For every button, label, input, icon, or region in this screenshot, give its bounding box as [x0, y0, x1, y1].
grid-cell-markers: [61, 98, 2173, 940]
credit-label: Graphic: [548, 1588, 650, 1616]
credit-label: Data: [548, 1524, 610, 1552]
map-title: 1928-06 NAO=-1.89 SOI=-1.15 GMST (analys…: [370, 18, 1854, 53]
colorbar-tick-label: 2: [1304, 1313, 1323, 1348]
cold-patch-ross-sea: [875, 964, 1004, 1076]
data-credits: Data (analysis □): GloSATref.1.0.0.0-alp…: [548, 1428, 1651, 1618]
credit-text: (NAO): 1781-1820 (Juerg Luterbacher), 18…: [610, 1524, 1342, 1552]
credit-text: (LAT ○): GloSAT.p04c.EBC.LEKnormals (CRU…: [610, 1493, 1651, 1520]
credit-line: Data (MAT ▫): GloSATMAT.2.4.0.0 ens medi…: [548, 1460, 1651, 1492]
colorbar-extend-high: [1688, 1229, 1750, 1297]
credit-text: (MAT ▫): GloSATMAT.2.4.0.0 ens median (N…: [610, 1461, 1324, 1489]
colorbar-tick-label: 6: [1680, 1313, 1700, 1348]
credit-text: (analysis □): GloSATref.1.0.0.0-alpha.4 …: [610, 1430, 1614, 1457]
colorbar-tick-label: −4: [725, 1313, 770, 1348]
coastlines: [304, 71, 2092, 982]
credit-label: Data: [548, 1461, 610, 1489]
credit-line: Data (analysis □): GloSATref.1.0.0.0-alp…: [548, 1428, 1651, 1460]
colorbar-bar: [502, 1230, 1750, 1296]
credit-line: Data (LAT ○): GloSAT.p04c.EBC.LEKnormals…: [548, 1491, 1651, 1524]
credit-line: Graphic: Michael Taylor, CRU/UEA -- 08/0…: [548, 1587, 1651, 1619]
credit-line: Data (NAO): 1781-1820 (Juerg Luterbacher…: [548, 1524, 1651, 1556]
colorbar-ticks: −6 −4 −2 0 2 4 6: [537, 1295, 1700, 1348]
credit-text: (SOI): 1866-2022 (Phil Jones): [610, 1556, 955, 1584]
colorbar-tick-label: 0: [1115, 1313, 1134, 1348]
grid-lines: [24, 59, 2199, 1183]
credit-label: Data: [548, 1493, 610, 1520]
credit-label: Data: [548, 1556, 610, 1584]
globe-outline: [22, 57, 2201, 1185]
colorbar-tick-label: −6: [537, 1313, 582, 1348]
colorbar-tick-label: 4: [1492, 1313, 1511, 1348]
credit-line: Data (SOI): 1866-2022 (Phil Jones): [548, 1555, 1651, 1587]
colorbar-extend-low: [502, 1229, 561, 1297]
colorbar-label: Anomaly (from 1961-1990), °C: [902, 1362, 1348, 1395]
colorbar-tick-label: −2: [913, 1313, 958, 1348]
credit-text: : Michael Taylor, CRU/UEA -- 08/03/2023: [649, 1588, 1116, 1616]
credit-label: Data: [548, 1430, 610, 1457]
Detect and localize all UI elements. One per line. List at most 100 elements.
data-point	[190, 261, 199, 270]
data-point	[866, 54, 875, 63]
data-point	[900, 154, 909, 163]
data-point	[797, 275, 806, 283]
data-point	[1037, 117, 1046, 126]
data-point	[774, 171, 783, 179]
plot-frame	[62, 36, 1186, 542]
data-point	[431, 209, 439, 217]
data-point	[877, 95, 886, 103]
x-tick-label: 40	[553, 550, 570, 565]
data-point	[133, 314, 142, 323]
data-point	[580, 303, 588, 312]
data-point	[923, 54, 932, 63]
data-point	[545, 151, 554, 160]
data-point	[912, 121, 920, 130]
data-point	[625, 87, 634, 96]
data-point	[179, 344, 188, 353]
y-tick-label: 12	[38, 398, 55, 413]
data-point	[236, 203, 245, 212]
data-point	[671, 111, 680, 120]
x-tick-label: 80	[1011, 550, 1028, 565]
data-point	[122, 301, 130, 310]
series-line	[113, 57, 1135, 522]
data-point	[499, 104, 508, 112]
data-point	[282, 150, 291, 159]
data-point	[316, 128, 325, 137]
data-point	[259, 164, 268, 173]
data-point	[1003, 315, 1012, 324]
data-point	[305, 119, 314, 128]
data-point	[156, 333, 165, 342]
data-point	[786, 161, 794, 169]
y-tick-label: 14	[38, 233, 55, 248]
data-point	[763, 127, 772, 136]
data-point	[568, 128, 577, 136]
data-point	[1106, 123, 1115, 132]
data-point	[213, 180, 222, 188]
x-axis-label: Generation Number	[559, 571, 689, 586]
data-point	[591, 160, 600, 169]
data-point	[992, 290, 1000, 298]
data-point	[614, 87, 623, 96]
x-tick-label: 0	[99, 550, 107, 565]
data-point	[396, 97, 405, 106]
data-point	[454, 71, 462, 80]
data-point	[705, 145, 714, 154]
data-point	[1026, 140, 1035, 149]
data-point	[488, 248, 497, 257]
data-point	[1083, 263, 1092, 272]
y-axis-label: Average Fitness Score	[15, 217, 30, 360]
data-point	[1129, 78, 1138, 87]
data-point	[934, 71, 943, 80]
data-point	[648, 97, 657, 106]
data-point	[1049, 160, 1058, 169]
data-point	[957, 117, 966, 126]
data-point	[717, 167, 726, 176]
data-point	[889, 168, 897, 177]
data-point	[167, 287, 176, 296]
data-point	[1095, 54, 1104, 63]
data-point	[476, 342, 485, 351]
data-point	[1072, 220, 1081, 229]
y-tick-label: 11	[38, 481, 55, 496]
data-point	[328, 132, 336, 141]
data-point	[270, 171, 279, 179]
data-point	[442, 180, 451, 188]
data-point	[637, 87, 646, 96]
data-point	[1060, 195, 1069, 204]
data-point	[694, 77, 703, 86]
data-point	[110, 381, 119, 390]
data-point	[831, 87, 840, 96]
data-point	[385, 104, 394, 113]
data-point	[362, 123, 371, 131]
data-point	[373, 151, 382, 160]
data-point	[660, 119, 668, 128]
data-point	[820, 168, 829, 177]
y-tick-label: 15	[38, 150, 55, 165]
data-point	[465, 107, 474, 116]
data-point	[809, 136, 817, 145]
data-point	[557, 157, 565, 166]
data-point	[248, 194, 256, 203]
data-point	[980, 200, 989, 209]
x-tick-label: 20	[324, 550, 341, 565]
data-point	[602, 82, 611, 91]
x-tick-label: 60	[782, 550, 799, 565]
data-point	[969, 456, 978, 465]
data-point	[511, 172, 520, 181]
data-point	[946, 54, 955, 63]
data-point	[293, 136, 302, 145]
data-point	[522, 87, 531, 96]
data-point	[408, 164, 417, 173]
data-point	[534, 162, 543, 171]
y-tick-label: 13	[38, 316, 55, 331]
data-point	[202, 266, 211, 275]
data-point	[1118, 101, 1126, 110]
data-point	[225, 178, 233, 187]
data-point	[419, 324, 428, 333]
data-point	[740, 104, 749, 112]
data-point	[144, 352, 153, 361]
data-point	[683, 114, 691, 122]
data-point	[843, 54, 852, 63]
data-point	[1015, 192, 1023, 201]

++++++

_To be done_. Rewrite the listing above as a JSON list of strings, one string per line and no blank lines, from its first line up to and including the line containing "colorbar-tick-label: −6: [537, 1313, 582, 1348]".

_Output for this exercise_.
[
  "For every button, label, input, icon, or region in this screenshot, give its bounding box as [x0, y0, x1, y1].",
  "grid-cell-markers: [61, 98, 2173, 940]",
  "credit-label: Graphic: [548, 1588, 650, 1616]",
  "credit-label: Data: [548, 1524, 610, 1552]",
  "map-title: 1928-06 NAO=-1.89 SOI=-1.15 GMST (analys…: [370, 18, 1854, 53]",
  "colorbar-tick-label: 2: [1304, 1313, 1323, 1348]",
  "cold-patch-ross-sea: [875, 964, 1004, 1076]",
  "data-credits: Data (analysis □): GloSATref.1.0.0.0-alp…: [548, 1428, 1651, 1618]",
  "credit-text: (NAO): 1781-1820 (Juerg Luterbacher), 18…: [610, 1524, 1342, 1552]",
  "credit-text: (LAT ○): GloSAT.p04c.EBC.LEKnormals (CRU…: [610, 1493, 1651, 1520]",
  "credit-line: Data (MAT ▫): GloSATMAT.2.4.0.0 ens medi…: [548, 1460, 1651, 1492]",
  "colorbar-extend-high: [1688, 1229, 1750, 1297]",
  "credit-text: (MAT ▫): GloSATMAT.2.4.0.0 ens median (N…: [610, 1461, 1324, 1489]",
  "colorbar-tick-label: 6: [1680, 1313, 1700, 1348]",
  "credit-text: (analysis □): GloSATref.1.0.0.0-alpha.4 …: [610, 1430, 1614, 1457]",
  "colorbar-tick-label: −4: [725, 1313, 770, 1348]",
  "coastlines: [304, 71, 2092, 982]",
  "credit-label: Data: [548, 1461, 610, 1489]",
  "credit-line: Data (analysis □): GloSATref.1.0.0.0-alp…: [548, 1428, 1651, 1460]",
  "colorbar-bar: [502, 1230, 1750, 1296]",
  "credit-line: Data (LAT ○): GloSAT.p04c.EBC.LEKnormals…: [548, 1491, 1651, 1524]",
  "credit-line: Graphic: Michael Taylor, CRU/UEA -- 08/0…: [548, 1587, 1651, 1619]",
  "credit-line: Data (NAO): 1781-1820 (Juerg Luterbacher…: [548, 1524, 1651, 1556]",
  "colorbar-ticks: −6 −4 −2 0 2 4 6: [537, 1295, 1700, 1348]",
  "credit-text: (SOI): 1866-2022 (Phil Jones): [610, 1556, 955, 1584]",
  "colorbar-tick-label: 0: [1115, 1313, 1134, 1348]",
  "grid-lines: [24, 59, 2199, 1183]",
  "credit-label: Data: [548, 1493, 610, 1520]",
  "credit-label: Data: [548, 1556, 610, 1584]",
  "globe-outline: [22, 57, 2201, 1185]",
  "colorbar-tick-label: −6: [537, 1313, 582, 1348]"
]